Figure data in JSON:

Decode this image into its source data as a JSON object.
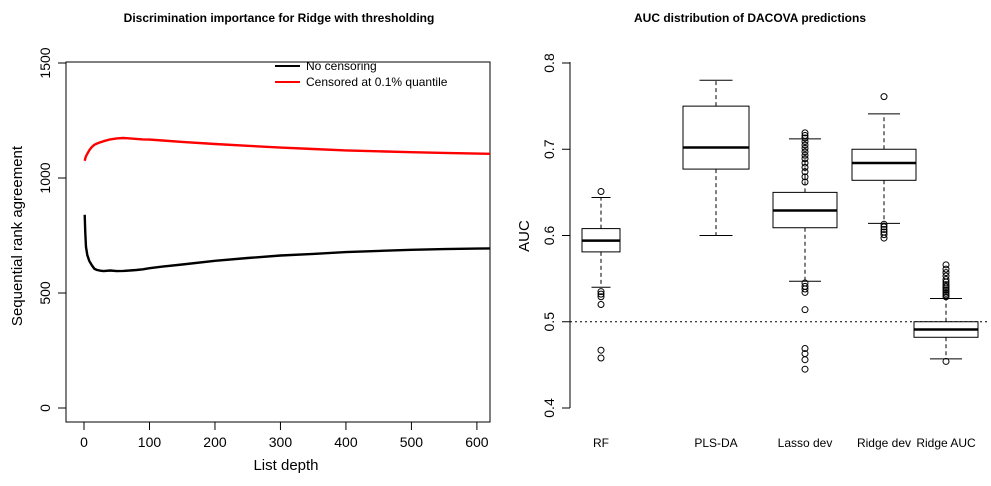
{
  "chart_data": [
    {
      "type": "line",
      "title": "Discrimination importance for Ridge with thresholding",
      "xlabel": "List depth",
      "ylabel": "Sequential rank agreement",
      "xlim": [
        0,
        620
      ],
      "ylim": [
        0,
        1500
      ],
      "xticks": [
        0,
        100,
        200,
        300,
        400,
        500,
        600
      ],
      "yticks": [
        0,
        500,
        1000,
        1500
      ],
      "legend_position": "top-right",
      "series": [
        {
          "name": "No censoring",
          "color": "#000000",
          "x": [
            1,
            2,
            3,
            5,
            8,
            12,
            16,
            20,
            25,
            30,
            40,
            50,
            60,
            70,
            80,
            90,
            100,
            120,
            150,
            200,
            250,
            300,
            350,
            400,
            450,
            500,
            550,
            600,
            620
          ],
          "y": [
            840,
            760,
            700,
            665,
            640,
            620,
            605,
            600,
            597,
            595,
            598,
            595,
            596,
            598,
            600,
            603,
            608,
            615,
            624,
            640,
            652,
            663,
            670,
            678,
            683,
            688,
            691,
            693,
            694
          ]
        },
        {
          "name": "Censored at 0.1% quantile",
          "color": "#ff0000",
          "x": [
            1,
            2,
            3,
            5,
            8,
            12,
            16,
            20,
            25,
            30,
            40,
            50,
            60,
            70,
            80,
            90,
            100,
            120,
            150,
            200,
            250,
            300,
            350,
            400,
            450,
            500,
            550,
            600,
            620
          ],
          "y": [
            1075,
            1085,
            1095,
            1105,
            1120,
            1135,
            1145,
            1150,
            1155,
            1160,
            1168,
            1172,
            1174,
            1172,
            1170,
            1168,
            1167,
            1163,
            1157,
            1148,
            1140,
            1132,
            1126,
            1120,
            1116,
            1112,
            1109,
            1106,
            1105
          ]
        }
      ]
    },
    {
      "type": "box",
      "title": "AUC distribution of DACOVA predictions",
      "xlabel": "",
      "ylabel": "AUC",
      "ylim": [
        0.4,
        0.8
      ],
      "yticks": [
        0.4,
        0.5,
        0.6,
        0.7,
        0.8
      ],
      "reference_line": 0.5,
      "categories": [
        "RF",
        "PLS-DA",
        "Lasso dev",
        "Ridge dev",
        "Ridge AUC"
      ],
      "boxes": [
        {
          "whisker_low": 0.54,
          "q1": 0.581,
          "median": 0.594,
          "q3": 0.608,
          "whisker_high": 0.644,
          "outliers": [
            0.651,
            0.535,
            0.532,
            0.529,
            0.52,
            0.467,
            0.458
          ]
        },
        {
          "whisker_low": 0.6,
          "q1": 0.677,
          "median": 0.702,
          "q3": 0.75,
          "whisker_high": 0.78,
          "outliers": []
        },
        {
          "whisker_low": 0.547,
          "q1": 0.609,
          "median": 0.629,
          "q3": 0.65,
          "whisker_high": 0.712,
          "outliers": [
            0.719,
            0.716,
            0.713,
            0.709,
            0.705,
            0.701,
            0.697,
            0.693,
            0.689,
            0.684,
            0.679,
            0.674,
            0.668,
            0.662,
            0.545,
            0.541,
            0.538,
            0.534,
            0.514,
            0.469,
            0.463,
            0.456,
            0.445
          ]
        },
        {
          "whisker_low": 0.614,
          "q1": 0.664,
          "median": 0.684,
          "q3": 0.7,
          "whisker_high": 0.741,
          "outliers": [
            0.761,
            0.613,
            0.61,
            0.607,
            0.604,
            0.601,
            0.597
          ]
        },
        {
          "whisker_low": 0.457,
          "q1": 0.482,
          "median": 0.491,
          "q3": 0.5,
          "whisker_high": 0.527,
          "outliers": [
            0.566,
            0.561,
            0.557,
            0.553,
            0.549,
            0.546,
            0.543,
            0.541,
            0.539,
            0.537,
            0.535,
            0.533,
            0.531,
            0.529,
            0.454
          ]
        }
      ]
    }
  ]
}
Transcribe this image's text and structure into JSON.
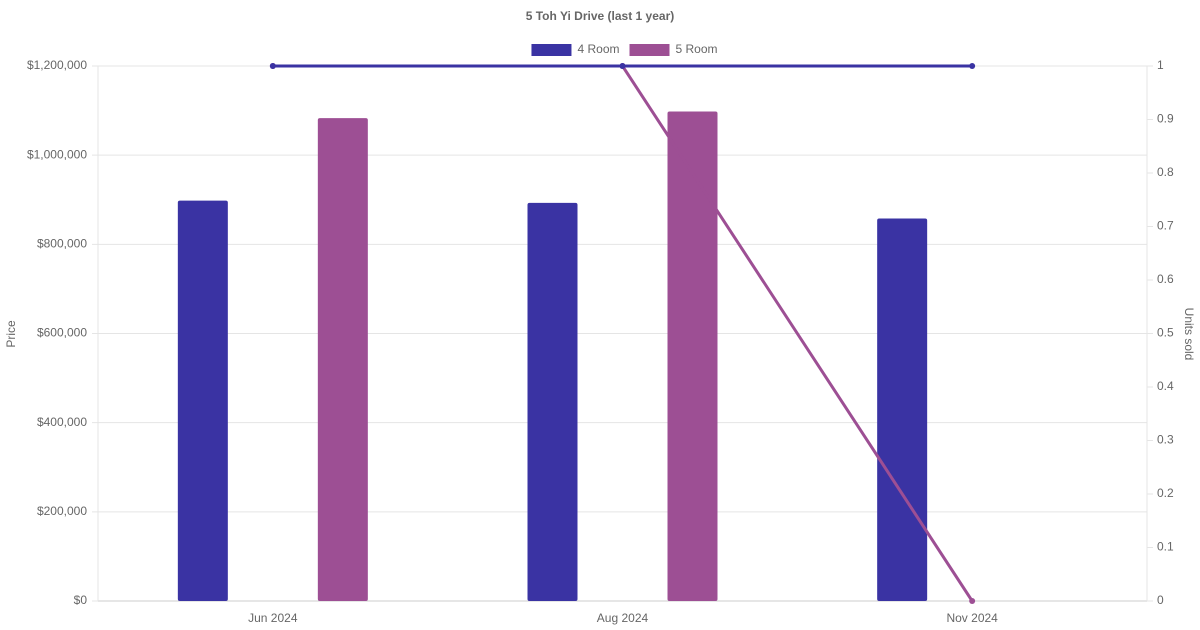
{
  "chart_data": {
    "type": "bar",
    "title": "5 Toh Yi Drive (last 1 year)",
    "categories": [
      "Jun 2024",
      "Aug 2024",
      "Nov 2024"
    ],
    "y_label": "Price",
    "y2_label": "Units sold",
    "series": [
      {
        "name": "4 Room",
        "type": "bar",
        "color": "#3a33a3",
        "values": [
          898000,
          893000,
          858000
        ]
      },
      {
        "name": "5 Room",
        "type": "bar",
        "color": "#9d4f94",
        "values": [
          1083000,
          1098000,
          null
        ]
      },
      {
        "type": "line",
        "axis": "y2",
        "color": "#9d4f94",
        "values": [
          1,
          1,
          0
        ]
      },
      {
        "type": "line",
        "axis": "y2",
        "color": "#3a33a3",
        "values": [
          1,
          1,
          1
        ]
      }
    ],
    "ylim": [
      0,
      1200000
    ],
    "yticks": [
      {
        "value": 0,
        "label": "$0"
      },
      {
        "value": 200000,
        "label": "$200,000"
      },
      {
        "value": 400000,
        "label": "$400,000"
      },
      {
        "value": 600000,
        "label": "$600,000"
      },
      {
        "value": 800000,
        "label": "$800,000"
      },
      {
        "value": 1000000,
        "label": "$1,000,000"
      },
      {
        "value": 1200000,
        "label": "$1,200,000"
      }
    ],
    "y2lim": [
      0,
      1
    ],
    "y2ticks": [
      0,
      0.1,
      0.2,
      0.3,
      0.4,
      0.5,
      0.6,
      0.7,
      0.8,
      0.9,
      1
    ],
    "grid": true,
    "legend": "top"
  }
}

STATED EXERCISE:
In your copy of the listing above, reproduce each line exactly and omit all pictures.

OUTPUT FOR THIS EXERCISE:
Decode this image into its source data as a JSON object.
{
  "chart_data": [
    {
      "type": "line",
      "title": "Discrimination importance for Ridge with thresholding",
      "xlabel": "List depth",
      "ylabel": "Sequential rank agreement",
      "xlim": [
        0,
        620
      ],
      "ylim": [
        0,
        1500
      ],
      "xticks": [
        0,
        100,
        200,
        300,
        400,
        500,
        600
      ],
      "yticks": [
        0,
        500,
        1000,
        1500
      ],
      "legend_position": "top-right",
      "series": [
        {
          "name": "No censoring",
          "color": "#000000",
          "x": [
            1,
            2,
            3,
            5,
            8,
            12,
            16,
            20,
            25,
            30,
            40,
            50,
            60,
            70,
            80,
            90,
            100,
            120,
            150,
            200,
            250,
            300,
            350,
            400,
            450,
            500,
            550,
            600,
            620
          ],
          "y": [
            840,
            760,
            700,
            665,
            640,
            620,
            605,
            600,
            597,
            595,
            598,
            595,
            596,
            598,
            600,
            603,
            608,
            615,
            624,
            640,
            652,
            663,
            670,
            678,
            683,
            688,
            691,
            693,
            694
          ]
        },
        {
          "name": "Censored at 0.1% quantile",
          "color": "#ff0000",
          "x": [
            1,
            2,
            3,
            5,
            8,
            12,
            16,
            20,
            25,
            30,
            40,
            50,
            60,
            70,
            80,
            90,
            100,
            120,
            150,
            200,
            250,
            300,
            350,
            400,
            450,
            500,
            550,
            600,
            620
          ],
          "y": [
            1075,
            1085,
            1095,
            1105,
            1120,
            1135,
            1145,
            1150,
            1155,
            1160,
            1168,
            1172,
            1174,
            1172,
            1170,
            1168,
            1167,
            1163,
            1157,
            1148,
            1140,
            1132,
            1126,
            1120,
            1116,
            1112,
            1109,
            1106,
            1105
          ]
        }
      ]
    },
    {
      "type": "box",
      "title": "AUC distribution of DACOVA predictions",
      "xlabel": "",
      "ylabel": "AUC",
      "ylim": [
        0.4,
        0.8
      ],
      "yticks": [
        0.4,
        0.5,
        0.6,
        0.7,
        0.8
      ],
      "reference_line": 0.5,
      "categories": [
        "RF",
        "PLS-DA",
        "Lasso dev",
        "Ridge dev",
        "Ridge AUC"
      ],
      "boxes": [
        {
          "whisker_low": 0.54,
          "q1": 0.581,
          "median": 0.594,
          "q3": 0.608,
          "whisker_high": 0.644,
          "outliers": [
            0.651,
            0.535,
            0.532,
            0.529,
            0.52,
            0.467,
            0.458
          ]
        },
        {
          "whisker_low": 0.6,
          "q1": 0.677,
          "median": 0.702,
          "q3": 0.75,
          "whisker_high": 0.78,
          "outliers": []
        },
        {
          "whisker_low": 0.547,
          "q1": 0.609,
          "median": 0.629,
          "q3": 0.65,
          "whisker_high": 0.712,
          "outliers": [
            0.719,
            0.716,
            0.713,
            0.709,
            0.705,
            0.701,
            0.697,
            0.693,
            0.689,
            0.684,
            0.679,
            0.674,
            0.668,
            0.662,
            0.545,
            0.541,
            0.538,
            0.534,
            0.514,
            0.469,
            0.463,
            0.456,
            0.445
          ]
        },
        {
          "whisker_low": 0.614,
          "q1": 0.664,
          "median": 0.684,
          "q3": 0.7,
          "whisker_high": 0.741,
          "outliers": [
            0.761,
            0.613,
            0.61,
            0.607,
            0.604,
            0.601,
            0.597
          ]
        },
        {
          "whisker_low": 0.457,
          "q1": 0.482,
          "median": 0.491,
          "q3": 0.5,
          "whisker_high": 0.527,
          "outliers": [
            0.566,
            0.561,
            0.557,
            0.553,
            0.549,
            0.546,
            0.543,
            0.541,
            0.539,
            0.537,
            0.535,
            0.533,
            0.531,
            0.529,
            0.454
          ]
        }
      ]
    }
  ]
}
Transcribe this image's text and structure into JSON.
{
  "chart_data": {
    "type": "bar",
    "title": "5 Toh Yi Drive (last 1 year)",
    "categories": [
      "Jun 2024",
      "Aug 2024",
      "Nov 2024"
    ],
    "y_label": "Price",
    "y2_label": "Units sold",
    "series": [
      {
        "name": "4 Room",
        "type": "bar",
        "color": "#3a33a3",
        "values": [
          898000,
          893000,
          858000
        ]
      },
      {
        "name": "5 Room",
        "type": "bar",
        "color": "#9d4f94",
        "values": [
          1083000,
          1098000,
          null
        ]
      },
      {
        "type": "line",
        "axis": "y2",
        "color": "#9d4f94",
        "values": [
          1,
          1,
          0
        ]
      },
      {
        "type": "line",
        "axis": "y2",
        "color": "#3a33a3",
        "values": [
          1,
          1,
          1
        ]
      }
    ],
    "ylim": [
      0,
      1200000
    ],
    "yticks": [
      {
        "value": 0,
        "label": "$0"
      },
      {
        "value": 200000,
        "label": "$200,000"
      },
      {
        "value": 400000,
        "label": "$400,000"
      },
      {
        "value": 600000,
        "label": "$600,000"
      },
      {
        "value": 800000,
        "label": "$800,000"
      },
      {
        "value": 1000000,
        "label": "$1,000,000"
      },
      {
        "value": 1200000,
        "label": "$1,200,000"
      }
    ],
    "y2lim": [
      0,
      1
    ],
    "y2ticks": [
      0,
      0.1,
      0.2,
      0.3,
      0.4,
      0.5,
      0.6,
      0.7,
      0.8,
      0.9,
      1
    ],
    "grid": true,
    "legend": "top"
  }
}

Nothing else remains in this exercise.